Print out the material that follows word for word.
══ DATA EXCERPTS
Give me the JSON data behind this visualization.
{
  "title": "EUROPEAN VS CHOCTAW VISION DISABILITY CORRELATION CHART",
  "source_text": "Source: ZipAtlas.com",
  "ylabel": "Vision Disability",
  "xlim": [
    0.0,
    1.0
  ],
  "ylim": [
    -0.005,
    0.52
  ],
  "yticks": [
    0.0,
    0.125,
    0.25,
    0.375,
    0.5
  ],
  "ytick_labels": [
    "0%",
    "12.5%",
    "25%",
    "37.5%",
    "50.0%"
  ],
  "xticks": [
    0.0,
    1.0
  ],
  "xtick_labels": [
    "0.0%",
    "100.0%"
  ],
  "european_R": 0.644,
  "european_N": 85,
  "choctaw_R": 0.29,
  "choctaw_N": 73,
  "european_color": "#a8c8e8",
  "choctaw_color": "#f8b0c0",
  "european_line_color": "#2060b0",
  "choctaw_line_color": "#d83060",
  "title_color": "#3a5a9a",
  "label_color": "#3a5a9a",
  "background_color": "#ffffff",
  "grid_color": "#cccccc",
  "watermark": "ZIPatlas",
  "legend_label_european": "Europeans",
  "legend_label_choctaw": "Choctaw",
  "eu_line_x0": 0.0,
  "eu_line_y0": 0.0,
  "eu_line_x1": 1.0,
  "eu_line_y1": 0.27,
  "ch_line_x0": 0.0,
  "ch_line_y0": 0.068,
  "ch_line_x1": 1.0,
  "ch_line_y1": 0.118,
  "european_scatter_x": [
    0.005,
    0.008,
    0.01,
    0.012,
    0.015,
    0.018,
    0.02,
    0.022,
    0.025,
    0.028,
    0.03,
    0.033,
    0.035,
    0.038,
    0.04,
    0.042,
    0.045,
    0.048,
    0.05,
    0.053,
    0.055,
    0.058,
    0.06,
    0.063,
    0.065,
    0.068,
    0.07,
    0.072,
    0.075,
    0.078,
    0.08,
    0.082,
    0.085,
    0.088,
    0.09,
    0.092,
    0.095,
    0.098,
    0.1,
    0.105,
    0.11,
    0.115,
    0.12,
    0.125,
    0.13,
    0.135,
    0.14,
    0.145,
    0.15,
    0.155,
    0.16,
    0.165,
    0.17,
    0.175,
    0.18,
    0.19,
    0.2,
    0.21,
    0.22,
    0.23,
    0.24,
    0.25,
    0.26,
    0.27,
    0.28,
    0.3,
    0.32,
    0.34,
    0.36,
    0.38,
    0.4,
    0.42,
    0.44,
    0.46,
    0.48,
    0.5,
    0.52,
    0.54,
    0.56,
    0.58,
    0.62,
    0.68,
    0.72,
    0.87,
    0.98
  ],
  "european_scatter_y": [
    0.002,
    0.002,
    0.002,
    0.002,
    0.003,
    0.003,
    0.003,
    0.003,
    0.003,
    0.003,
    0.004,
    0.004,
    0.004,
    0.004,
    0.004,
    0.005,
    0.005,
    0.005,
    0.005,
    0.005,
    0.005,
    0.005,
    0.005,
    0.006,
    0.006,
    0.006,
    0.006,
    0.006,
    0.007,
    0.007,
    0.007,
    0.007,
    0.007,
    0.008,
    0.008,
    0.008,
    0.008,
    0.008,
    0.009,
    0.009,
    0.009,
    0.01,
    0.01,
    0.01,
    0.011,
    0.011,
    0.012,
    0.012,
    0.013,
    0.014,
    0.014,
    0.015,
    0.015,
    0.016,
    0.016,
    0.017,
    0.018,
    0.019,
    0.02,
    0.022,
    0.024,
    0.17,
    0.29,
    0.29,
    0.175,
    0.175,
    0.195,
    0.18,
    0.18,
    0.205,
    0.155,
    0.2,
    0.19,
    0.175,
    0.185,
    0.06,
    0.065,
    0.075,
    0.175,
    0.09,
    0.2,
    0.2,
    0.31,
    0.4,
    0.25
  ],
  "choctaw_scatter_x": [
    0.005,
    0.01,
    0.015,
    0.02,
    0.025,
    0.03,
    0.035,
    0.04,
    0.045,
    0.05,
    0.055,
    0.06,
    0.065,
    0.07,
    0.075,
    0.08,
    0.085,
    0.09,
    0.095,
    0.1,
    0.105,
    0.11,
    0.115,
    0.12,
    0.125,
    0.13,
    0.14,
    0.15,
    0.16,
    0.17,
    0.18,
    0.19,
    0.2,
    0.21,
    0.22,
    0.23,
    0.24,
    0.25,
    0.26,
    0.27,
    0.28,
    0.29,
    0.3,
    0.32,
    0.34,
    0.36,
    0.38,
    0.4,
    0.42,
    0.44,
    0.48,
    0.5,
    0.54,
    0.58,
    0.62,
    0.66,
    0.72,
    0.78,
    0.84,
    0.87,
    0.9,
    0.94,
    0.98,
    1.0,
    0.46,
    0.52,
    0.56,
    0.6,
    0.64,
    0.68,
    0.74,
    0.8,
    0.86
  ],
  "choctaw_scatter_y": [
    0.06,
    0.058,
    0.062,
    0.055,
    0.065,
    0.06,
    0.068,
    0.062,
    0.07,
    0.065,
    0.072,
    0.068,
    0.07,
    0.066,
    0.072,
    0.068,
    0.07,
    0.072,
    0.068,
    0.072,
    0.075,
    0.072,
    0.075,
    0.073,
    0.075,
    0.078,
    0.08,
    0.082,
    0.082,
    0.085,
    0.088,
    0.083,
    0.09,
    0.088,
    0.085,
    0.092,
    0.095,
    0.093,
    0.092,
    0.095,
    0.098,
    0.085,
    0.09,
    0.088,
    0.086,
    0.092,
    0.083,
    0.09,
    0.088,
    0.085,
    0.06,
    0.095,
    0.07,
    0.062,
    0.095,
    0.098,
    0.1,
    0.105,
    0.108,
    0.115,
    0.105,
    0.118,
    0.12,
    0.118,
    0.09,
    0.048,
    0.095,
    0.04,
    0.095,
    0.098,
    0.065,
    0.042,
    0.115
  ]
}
════
▸ **EXERCISE RESPONSE**:
Give me the JSON data behind this visualization.
{
  "title": "EUROPEAN VS CHOCTAW VISION DISABILITY CORRELATION CHART",
  "source_text": "Source: ZipAtlas.com",
  "ylabel": "Vision Disability",
  "xlim": [
    0.0,
    1.0
  ],
  "ylim": [
    -0.005,
    0.52
  ],
  "yticks": [
    0.0,
    0.125,
    0.25,
    0.375,
    0.5
  ],
  "ytick_labels": [
    "0%",
    "12.5%",
    "25%",
    "37.5%",
    "50.0%"
  ],
  "xticks": [
    0.0,
    1.0
  ],
  "xtick_labels": [
    "0.0%",
    "100.0%"
  ],
  "european_R": 0.644,
  "european_N": 85,
  "choctaw_R": 0.29,
  "choctaw_N": 73,
  "european_color": "#a8c8e8",
  "choctaw_color": "#f8b0c0",
  "european_line_color": "#2060b0",
  "choctaw_line_color": "#d83060",
  "title_color": "#3a5a9a",
  "label_color": "#3a5a9a",
  "background_color": "#ffffff",
  "grid_color": "#cccccc",
  "watermark": "ZIPatlas",
  "legend_label_european": "Europeans",
  "legend_label_choctaw": "Choctaw",
  "eu_line_x0": 0.0,
  "eu_line_y0": 0.0,
  "eu_line_x1": 1.0,
  "eu_line_y1": 0.27,
  "ch_line_x0": 0.0,
  "ch_line_y0": 0.068,
  "ch_line_x1": 1.0,
  "ch_line_y1": 0.118,
  "european_scatter_x": [
    0.005,
    0.008,
    0.01,
    0.012,
    0.015,
    0.018,
    0.02,
    0.022,
    0.025,
    0.028,
    0.03,
    0.033,
    0.035,
    0.038,
    0.04,
    0.042,
    0.045,
    0.048,
    0.05,
    0.053,
    0.055,
    0.058,
    0.06,
    0.063,
    0.065,
    0.068,
    0.07,
    0.072,
    0.075,
    0.078,
    0.08,
    0.082,
    0.085,
    0.088,
    0.09,
    0.092,
    0.095,
    0.098,
    0.1,
    0.105,
    0.11,
    0.115,
    0.12,
    0.125,
    0.13,
    0.135,
    0.14,
    0.145,
    0.15,
    0.155,
    0.16,
    0.165,
    0.17,
    0.175,
    0.18,
    0.19,
    0.2,
    0.21,
    0.22,
    0.23,
    0.24,
    0.25,
    0.26,
    0.27,
    0.28,
    0.3,
    0.32,
    0.34,
    0.36,
    0.38,
    0.4,
    0.42,
    0.44,
    0.46,
    0.48,
    0.5,
    0.52,
    0.54,
    0.56,
    0.58,
    0.62,
    0.68,
    0.72,
    0.87,
    0.98
  ],
  "european_scatter_y": [
    0.002,
    0.002,
    0.002,
    0.002,
    0.003,
    0.003,
    0.003,
    0.003,
    0.003,
    0.003,
    0.004,
    0.004,
    0.004,
    0.004,
    0.004,
    0.005,
    0.005,
    0.005,
    0.005,
    0.005,
    0.005,
    0.005,
    0.005,
    0.006,
    0.006,
    0.006,
    0.006,
    0.006,
    0.007,
    0.007,
    0.007,
    0.007,
    0.007,
    0.008,
    0.008,
    0.008,
    0.008,
    0.008,
    0.009,
    0.009,
    0.009,
    0.01,
    0.01,
    0.01,
    0.011,
    0.011,
    0.012,
    0.012,
    0.013,
    0.014,
    0.014,
    0.015,
    0.015,
    0.016,
    0.016,
    0.017,
    0.018,
    0.019,
    0.02,
    0.022,
    0.024,
    0.17,
    0.29,
    0.29,
    0.175,
    0.175,
    0.195,
    0.18,
    0.18,
    0.205,
    0.155,
    0.2,
    0.19,
    0.175,
    0.185,
    0.06,
    0.065,
    0.075,
    0.175,
    0.09,
    0.2,
    0.2,
    0.31,
    0.4,
    0.25
  ],
  "choctaw_scatter_x": [
    0.005,
    0.01,
    0.015,
    0.02,
    0.025,
    0.03,
    0.035,
    0.04,
    0.045,
    0.05,
    0.055,
    0.06,
    0.065,
    0.07,
    0.075,
    0.08,
    0.085,
    0.09,
    0.095,
    0.1,
    0.105,
    0.11,
    0.115,
    0.12,
    0.125,
    0.13,
    0.14,
    0.15,
    0.16,
    0.17,
    0.18,
    0.19,
    0.2,
    0.21,
    0.22,
    0.23,
    0.24,
    0.25,
    0.26,
    0.27,
    0.28,
    0.29,
    0.3,
    0.32,
    0.34,
    0.36,
    0.38,
    0.4,
    0.42,
    0.44,
    0.48,
    0.5,
    0.54,
    0.58,
    0.62,
    0.66,
    0.72,
    0.78,
    0.84,
    0.87,
    0.9,
    0.94,
    0.98,
    1.0,
    0.46,
    0.52,
    0.56,
    0.6,
    0.64,
    0.68,
    0.74,
    0.8,
    0.86
  ],
  "choctaw_scatter_y": [
    0.06,
    0.058,
    0.062,
    0.055,
    0.065,
    0.06,
    0.068,
    0.062,
    0.07,
    0.065,
    0.072,
    0.068,
    0.07,
    0.066,
    0.072,
    0.068,
    0.07,
    0.072,
    0.068,
    0.072,
    0.075,
    0.072,
    0.075,
    0.073,
    0.075,
    0.078,
    0.08,
    0.082,
    0.082,
    0.085,
    0.088,
    0.083,
    0.09,
    0.088,
    0.085,
    0.092,
    0.095,
    0.093,
    0.092,
    0.095,
    0.098,
    0.085,
    0.09,
    0.088,
    0.086,
    0.092,
    0.083,
    0.09,
    0.088,
    0.085,
    0.06,
    0.095,
    0.07,
    0.062,
    0.095,
    0.098,
    0.1,
    0.105,
    0.108,
    0.115,
    0.105,
    0.118,
    0.12,
    0.118,
    0.09,
    0.048,
    0.095,
    0.04,
    0.095,
    0.098,
    0.065,
    0.042,
    0.115
  ]
}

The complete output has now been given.